◆ To be done: Copy these records line for line, with nothing altered.

◆ Records to process:
===============
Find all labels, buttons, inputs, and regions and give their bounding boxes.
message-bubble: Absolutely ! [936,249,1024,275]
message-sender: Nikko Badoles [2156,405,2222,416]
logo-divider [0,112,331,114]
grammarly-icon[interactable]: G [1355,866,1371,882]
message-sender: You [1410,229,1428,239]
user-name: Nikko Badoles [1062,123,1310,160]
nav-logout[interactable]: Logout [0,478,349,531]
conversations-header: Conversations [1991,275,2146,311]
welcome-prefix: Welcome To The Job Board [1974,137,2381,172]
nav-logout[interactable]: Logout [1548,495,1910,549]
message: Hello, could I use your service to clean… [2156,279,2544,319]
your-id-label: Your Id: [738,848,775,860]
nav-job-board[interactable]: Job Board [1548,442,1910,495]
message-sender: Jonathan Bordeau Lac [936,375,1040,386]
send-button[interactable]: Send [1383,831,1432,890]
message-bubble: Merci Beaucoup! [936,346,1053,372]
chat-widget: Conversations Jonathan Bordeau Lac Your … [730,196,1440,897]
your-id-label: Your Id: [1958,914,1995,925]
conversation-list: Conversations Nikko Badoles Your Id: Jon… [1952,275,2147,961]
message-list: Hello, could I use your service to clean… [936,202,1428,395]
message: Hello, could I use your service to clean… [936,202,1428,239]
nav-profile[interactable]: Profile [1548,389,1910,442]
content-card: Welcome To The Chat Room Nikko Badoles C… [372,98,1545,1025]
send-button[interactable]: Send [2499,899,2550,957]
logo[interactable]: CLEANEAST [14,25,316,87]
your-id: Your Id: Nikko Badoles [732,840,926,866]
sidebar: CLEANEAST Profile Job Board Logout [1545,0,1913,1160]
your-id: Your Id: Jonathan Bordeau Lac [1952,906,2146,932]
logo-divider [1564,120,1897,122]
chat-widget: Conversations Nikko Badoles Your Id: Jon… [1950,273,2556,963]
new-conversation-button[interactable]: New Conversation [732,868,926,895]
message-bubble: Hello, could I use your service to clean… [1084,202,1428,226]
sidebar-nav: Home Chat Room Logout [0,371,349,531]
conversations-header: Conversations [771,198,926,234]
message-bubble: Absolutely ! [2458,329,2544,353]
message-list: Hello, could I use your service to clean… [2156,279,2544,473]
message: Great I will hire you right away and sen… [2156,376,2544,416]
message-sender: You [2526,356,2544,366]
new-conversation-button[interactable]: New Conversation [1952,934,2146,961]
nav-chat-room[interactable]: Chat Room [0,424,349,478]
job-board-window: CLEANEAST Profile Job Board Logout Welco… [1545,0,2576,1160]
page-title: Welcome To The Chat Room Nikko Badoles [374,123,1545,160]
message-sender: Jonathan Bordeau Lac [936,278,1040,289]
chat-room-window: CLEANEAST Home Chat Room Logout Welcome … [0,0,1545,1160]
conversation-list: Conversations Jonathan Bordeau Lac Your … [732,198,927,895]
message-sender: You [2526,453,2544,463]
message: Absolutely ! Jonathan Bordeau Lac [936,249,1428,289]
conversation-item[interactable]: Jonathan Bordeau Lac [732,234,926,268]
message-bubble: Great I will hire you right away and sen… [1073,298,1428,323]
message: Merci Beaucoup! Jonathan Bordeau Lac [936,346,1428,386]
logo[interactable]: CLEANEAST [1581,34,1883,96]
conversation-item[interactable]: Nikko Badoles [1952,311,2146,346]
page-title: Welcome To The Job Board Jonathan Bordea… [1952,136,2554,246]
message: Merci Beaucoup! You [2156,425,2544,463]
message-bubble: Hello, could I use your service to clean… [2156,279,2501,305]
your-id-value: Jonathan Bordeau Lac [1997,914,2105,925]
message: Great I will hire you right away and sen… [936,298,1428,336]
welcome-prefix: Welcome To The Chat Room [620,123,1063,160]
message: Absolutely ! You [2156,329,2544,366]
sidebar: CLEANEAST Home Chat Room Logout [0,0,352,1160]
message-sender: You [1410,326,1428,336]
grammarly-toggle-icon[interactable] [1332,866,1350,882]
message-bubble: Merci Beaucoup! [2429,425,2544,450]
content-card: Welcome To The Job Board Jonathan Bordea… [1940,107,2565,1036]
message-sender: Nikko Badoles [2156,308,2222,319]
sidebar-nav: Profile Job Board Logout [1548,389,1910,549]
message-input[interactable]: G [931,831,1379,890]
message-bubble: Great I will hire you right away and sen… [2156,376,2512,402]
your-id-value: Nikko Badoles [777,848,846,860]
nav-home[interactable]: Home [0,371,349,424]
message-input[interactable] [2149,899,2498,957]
===============
◆ Result of this task:
Find all labels, buttons, inputs, and regions and give their bounding boxes.
message-bubble: Absolutely ! [936,249,1024,275]
message-sender: Nikko Badoles [2156,405,2222,416]
logo-divider [0,112,331,114]
grammarly-icon[interactable]: G [1355,866,1371,882]
message-sender: You [1410,229,1428,239]
user-name: Nikko Badoles [1062,123,1310,160]
nav-logout[interactable]: Logout [0,478,349,531]
conversations-header: Conversations [1991,275,2146,311]
welcome-prefix: Welcome To The Job Board [1974,137,2381,172]
nav-logout[interactable]: Logout [1548,495,1910,549]
message: Hello, could I use your service to clean… [2156,279,2544,319]
your-id-label: Your Id: [738,848,775,860]
nav-job-board[interactable]: Job Board [1548,442,1910,495]
message-sender: Jonathan Bordeau Lac [936,375,1040,386]
send-button[interactable]: Send [1383,831,1432,890]
message-bubble: Merci Beaucoup! [936,346,1053,372]
chat-widget: Conversations Jonathan Bordeau Lac Your … [730,196,1440,897]
your-id-label: Your Id: [1958,914,1995,925]
conversation-list: Conversations Nikko Badoles Your Id: Jon… [1952,275,2147,961]
message-list: Hello, could I use your service to clean… [936,202,1428,395]
message: Hello, could I use your service to clean… [936,202,1428,239]
nav-profile[interactable]: Profile [1548,389,1910,442]
content-card: Welcome To The Chat Room Nikko Badoles C… [372,98,1545,1025]
send-button[interactable]: Send [2499,899,2550,957]
logo[interactable]: CLEANEAST [14,25,316,87]
your-id: Your Id: Nikko Badoles [732,840,926,866]
sidebar: CLEANEAST Profile Job Board Logout [1545,0,1913,1160]
your-id: Your Id: Jonathan Bordeau Lac [1952,906,2146,932]
logo-divider [1564,120,1897,122]
chat-widget: Conversations Nikko Badoles Your Id: Jon… [1950,273,2556,963]
new-conversation-button[interactable]: New Conversation [732,868,926,895]
message-bubble: Hello, could I use your service to clean… [1084,202,1428,226]
sidebar-nav: Home Chat Room Logout [0,371,349,531]
conversations-header: Conversations [771,198,926,234]
message-bubble: Absolutely ! [2458,329,2544,353]
message-list: Hello, could I use your service to clean… [2156,279,2544,473]
message: Great I will hire you right away and sen… [2156,376,2544,416]
message-sender: You [2526,356,2544,366]
new-conversation-button[interactable]: New Conversation [1952,934,2146,961]
nav-chat-room[interactable]: Chat Room [0,424,349,478]
job-board-window: CLEANEAST Profile Job Board Logout Welco… [1545,0,2576,1160]
page-title: Welcome To The Chat Room Nikko Badoles [374,123,1545,160]
message-sender: Jonathan Bordeau Lac [936,278,1040,289]
chat-room-window: CLEANEAST Home Chat Room Logout Welcome … [0,0,1545,1160]
conversation-list: Conversations Jonathan Bordeau Lac Your … [732,198,927,895]
message-sender: You [2526,453,2544,463]
message: Absolutely ! Jonathan Bordeau Lac [936,249,1428,289]
conversation-item[interactable]: Jonathan Bordeau Lac [732,234,926,268]
message-bubble: Great I will hire you right away and sen… [1073,298,1428,323]
message: Merci Beaucoup! Jonathan Bordeau Lac [936,346,1428,386]
logo[interactable]: CLEANEAST [1581,34,1883,96]
conversation-item[interactable]: Nikko Badoles [1952,311,2146,346]
page-title: Welcome To The Job Board Jonathan Bordea… [1952,136,2554,246]
message: Merci Beaucoup! You [2156,425,2544,463]
message-bubble: Hello, could I use your service to clean… [2156,279,2501,305]
your-id-value: Jonathan Bordeau Lac [1997,914,2105,925]
message: Great I will hire you right away and sen… [936,298,1428,336]
welcome-prefix: Welcome To The Chat Room [620,123,1063,160]
message: Absolutely ! You [2156,329,2544,366]
sidebar: CLEANEAST Home Chat Room Logout [0,0,352,1160]
message-sender: You [1410,326,1428,336]
grammarly-toggle-icon[interactable] [1332,866,1350,882]
message-bubble: Merci Beaucoup! [2429,425,2544,450]
content-card: Welcome To The Job Board Jonathan Bordea… [1940,107,2565,1036]
message-sender: Nikko Badoles [2156,308,2222,319]
sidebar-nav: Profile Job Board Logout [1548,389,1910,549]
message-input[interactable]: G [931,831,1379,890]
message-bubble: Great I will hire you right away and sen… [2156,376,2512,402]
your-id-value: Nikko Badoles [777,848,846,860]
nav-home[interactable]: Home [0,371,349,424]
message-input[interactable] [2149,899,2498,957]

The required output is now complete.